#### REQUIREMENT:
From the entries below, list each line with "description".

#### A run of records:
[BEGIN]

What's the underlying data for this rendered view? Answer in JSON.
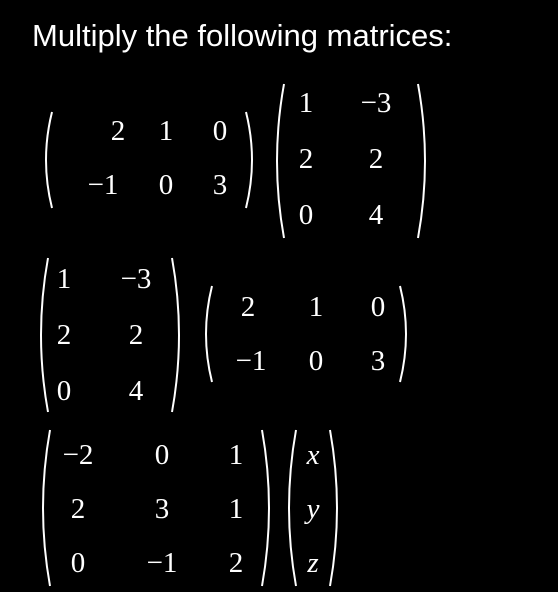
{
  "title": "Multiply the following matrices:",
  "problems": [
    {
      "left": {
        "rows": [
          [
            "2",
            "1",
            "0"
          ],
          [
            "−1",
            "0",
            "3"
          ]
        ]
      },
      "right": {
        "rows": [
          [
            "1",
            "−3"
          ],
          [
            "2",
            "2"
          ],
          [
            "0",
            "4"
          ]
        ]
      }
    },
    {
      "left": {
        "rows": [
          [
            "1",
            "−3"
          ],
          [
            "2",
            "2"
          ],
          [
            "0",
            "4"
          ]
        ]
      },
      "right": {
        "rows": [
          [
            "2",
            "1",
            "0"
          ],
          [
            "−1",
            "0",
            "3"
          ]
        ]
      }
    },
    {
      "left": {
        "rows": [
          [
            "−2",
            "0",
            "1"
          ],
          [
            "2",
            "3",
            "1"
          ],
          [
            "0",
            "−1",
            "2"
          ]
        ]
      },
      "right": {
        "rows": [
          [
            "x"
          ],
          [
            "y"
          ],
          [
            "z"
          ]
        ]
      }
    }
  ]
}
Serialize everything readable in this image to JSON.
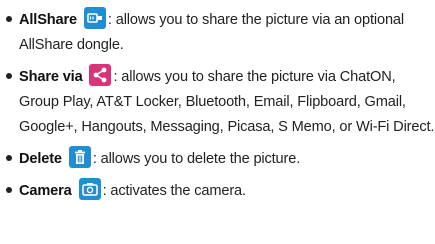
{
  "colors": {
    "icon_allshare": "#1f8fd2",
    "icon_share": "#d8347a",
    "icon_delete": "#1f8fd2",
    "icon_camera": "#1f8fd2",
    "text": "#222222"
  },
  "items": [
    {
      "term": "AllShare",
      "icon": "allshare-icon",
      "description": ": allows you to share the picture via an optional AllShare dongle."
    },
    {
      "term": "Share via",
      "icon": "share-icon",
      "description": ": allows you to share the picture via ChatON, Group Play, AT&T Locker, Bluetooth, Email, Flipboard, Gmail, Google+, Hangouts, Messaging, Picasa, S Memo, or Wi-Fi Direct."
    },
    {
      "term": "Delete",
      "icon": "trash-icon",
      "description": ": allows you to delete the picture."
    },
    {
      "term": "Camera",
      "icon": "camera-icon",
      "description": ": activates the camera."
    }
  ]
}
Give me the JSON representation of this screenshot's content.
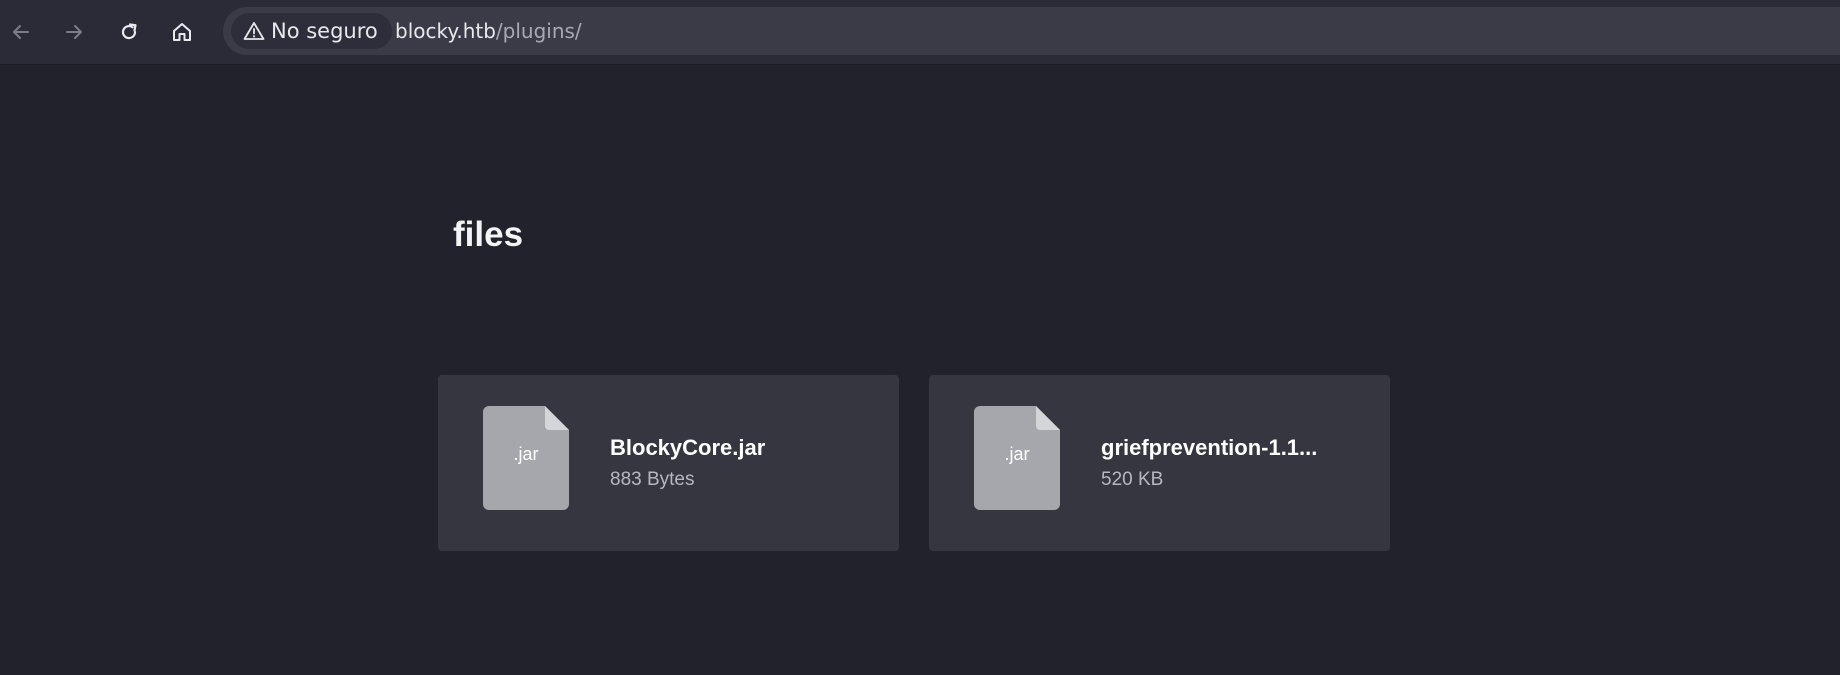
{
  "browser": {
    "nav": {
      "back_icon": "arrow-left-icon",
      "forward_icon": "arrow-right-icon",
      "reload_icon": "reload-icon",
      "home_icon": "home-icon"
    },
    "security": {
      "icon": "warning-triangle-icon",
      "label": "No seguro"
    },
    "url": {
      "host": "blocky.htb",
      "path": "/plugins/"
    }
  },
  "page": {
    "title": "files",
    "files": [
      {
        "icon_label": ".jar",
        "name": "BlockyCore.jar",
        "size": "883 Bytes"
      },
      {
        "icon_label": ".jar",
        "name": "griefprevention-1.1...",
        "size": "520 KB"
      }
    ]
  },
  "colors": {
    "background": "#22222c",
    "toolbar": "#2b2b37",
    "card": "#363641",
    "file_icon": "#a6a7ac"
  }
}
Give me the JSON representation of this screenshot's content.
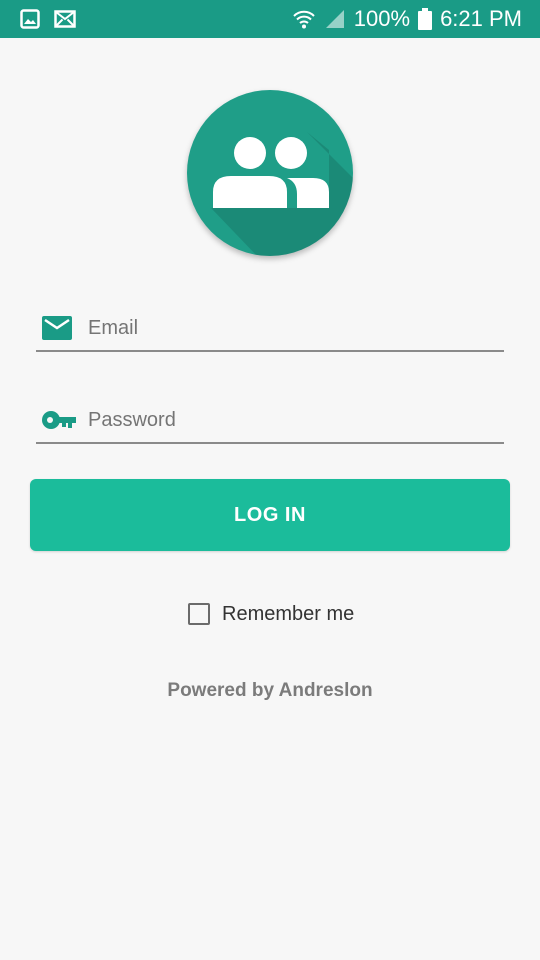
{
  "status_bar": {
    "battery": "100%",
    "time": "6:21 PM",
    "icons": [
      "image-notification-icon",
      "mail-notification-icon",
      "wifi-icon",
      "signal-icon",
      "battery-icon"
    ]
  },
  "app": {
    "logo_icon": "group-icon"
  },
  "form": {
    "email_placeholder": "Email",
    "email_value": "",
    "email_icon": "mail-icon",
    "password_placeholder": "Password",
    "password_value": "",
    "password_icon": "key-icon",
    "login_label": "LOG IN",
    "remember_label": "Remember me",
    "remember_checked": false
  },
  "footer": {
    "powered_by": "Powered by Andreslon"
  },
  "colors": {
    "status_bar": "#1a9b86",
    "accent": "#1bbc9b",
    "logo": "#1f9e88",
    "icon": "#1a9b86",
    "background": "#f7f7f7"
  }
}
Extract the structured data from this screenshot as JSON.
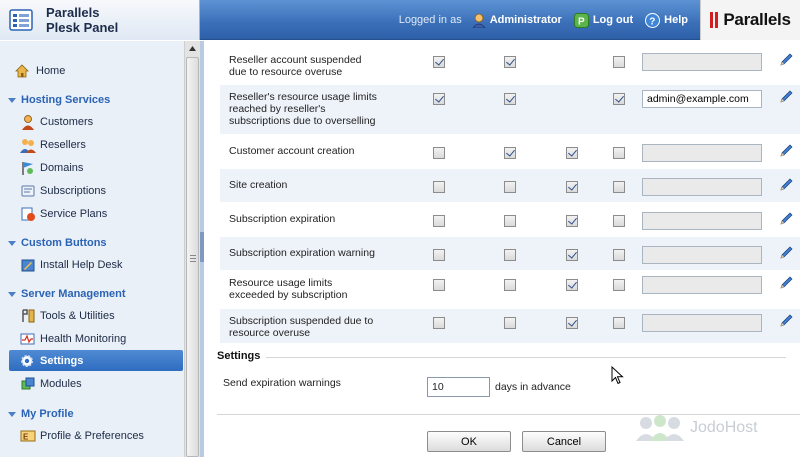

[END]

#### ANSWER IN FULL:
      "description": ": allows you to share the picture via an optional AllShare dongle."
      "description": ": allows you to share the picture via ChatON, Group Play, AT&T Locker, Bluetooth, Email, Flipboard, Gmail, Google+, Hangouts, Messaging, Picasa, S Memo, or Wi-Fi Direct."
      "description": ": allows you to delete the picture."
      "description": ": activates the camera."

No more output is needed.